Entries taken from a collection
--- Start ---

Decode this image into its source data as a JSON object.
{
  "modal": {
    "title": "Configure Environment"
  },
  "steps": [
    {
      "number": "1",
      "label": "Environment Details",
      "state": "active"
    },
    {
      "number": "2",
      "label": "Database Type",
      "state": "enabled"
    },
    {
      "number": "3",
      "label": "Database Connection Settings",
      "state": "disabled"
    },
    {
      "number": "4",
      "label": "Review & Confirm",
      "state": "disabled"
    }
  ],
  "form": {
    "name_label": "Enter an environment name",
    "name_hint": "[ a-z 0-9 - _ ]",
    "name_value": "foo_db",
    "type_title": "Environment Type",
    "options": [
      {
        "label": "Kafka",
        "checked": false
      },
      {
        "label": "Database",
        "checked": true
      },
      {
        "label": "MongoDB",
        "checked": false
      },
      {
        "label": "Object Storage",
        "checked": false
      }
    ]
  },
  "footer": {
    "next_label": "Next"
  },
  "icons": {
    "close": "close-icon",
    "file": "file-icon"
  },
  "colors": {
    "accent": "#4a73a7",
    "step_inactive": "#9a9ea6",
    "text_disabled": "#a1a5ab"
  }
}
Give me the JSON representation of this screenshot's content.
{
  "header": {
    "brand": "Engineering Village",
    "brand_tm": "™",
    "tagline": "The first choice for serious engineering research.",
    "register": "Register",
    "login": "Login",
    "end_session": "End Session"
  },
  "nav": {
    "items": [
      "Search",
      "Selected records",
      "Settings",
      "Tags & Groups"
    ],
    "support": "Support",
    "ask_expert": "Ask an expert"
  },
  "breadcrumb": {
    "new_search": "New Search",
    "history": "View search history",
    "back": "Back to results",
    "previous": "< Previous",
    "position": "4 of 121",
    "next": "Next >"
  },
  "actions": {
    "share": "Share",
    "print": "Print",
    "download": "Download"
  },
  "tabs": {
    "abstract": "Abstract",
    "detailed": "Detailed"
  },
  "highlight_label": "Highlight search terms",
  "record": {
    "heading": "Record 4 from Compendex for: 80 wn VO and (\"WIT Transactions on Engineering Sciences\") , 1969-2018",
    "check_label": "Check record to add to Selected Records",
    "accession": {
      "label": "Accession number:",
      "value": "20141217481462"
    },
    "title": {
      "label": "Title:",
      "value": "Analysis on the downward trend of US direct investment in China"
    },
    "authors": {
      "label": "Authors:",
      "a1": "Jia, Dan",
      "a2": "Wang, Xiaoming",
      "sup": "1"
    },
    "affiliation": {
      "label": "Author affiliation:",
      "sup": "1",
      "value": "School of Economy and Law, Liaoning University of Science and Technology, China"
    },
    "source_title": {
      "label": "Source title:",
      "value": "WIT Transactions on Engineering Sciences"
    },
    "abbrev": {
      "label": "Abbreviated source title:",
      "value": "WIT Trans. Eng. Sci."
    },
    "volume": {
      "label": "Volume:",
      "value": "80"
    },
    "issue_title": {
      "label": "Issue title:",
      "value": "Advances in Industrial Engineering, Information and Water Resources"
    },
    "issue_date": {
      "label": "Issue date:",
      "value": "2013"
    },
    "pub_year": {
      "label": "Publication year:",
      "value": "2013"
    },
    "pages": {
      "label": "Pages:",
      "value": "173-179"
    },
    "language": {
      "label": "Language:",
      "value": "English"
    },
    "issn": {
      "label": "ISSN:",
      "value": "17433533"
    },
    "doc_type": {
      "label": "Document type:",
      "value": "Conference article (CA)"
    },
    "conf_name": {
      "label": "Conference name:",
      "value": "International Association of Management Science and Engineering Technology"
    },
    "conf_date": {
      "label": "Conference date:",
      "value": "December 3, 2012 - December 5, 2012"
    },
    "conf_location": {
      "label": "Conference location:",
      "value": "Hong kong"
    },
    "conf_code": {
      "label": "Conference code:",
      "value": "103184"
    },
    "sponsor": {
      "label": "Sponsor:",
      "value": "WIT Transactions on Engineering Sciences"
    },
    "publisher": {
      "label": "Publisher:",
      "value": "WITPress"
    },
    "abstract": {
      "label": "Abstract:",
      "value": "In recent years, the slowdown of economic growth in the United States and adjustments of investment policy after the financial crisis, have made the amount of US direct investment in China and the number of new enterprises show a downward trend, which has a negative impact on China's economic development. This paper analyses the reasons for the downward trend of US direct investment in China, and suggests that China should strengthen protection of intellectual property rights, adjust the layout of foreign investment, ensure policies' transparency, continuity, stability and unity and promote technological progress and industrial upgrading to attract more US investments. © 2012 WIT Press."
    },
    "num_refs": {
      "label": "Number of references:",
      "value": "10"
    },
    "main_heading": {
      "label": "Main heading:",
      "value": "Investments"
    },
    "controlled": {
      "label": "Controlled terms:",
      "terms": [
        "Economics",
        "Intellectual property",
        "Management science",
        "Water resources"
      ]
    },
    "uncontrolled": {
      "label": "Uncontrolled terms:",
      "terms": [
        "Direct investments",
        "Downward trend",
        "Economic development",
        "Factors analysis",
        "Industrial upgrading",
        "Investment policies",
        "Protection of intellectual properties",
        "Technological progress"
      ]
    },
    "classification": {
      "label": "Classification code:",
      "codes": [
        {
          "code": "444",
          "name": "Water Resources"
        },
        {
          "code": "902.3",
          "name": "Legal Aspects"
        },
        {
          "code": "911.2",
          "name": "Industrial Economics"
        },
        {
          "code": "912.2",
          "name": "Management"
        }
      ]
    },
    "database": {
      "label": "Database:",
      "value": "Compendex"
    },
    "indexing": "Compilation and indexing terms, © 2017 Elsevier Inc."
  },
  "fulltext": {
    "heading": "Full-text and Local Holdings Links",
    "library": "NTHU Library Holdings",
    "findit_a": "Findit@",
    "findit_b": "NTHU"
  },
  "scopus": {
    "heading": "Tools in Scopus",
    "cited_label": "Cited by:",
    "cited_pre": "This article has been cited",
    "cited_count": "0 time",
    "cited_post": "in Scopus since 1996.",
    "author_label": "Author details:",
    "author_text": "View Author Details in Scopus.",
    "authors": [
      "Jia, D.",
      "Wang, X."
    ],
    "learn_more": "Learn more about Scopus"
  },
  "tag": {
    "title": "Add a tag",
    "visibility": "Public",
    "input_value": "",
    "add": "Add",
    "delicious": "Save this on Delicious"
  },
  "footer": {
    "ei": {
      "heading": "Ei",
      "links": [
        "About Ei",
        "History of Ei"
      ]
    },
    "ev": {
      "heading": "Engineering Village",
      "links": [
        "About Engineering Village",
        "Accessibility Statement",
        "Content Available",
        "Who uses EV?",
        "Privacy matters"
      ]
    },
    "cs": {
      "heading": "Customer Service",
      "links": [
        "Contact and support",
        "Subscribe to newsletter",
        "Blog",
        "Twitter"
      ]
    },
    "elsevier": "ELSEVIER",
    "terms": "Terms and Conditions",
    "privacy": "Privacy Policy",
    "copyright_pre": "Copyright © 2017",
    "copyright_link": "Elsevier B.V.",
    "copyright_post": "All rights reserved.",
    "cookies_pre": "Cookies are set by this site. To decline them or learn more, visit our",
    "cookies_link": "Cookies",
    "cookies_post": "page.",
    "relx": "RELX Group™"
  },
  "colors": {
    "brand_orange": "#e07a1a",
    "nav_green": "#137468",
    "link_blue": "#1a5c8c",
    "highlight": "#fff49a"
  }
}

--- End ---

> [WORK TO BE COMPLETED]
Report how many lines in the records above contain the word "Village", giving only the number.

> [CORRECT RESULT]
3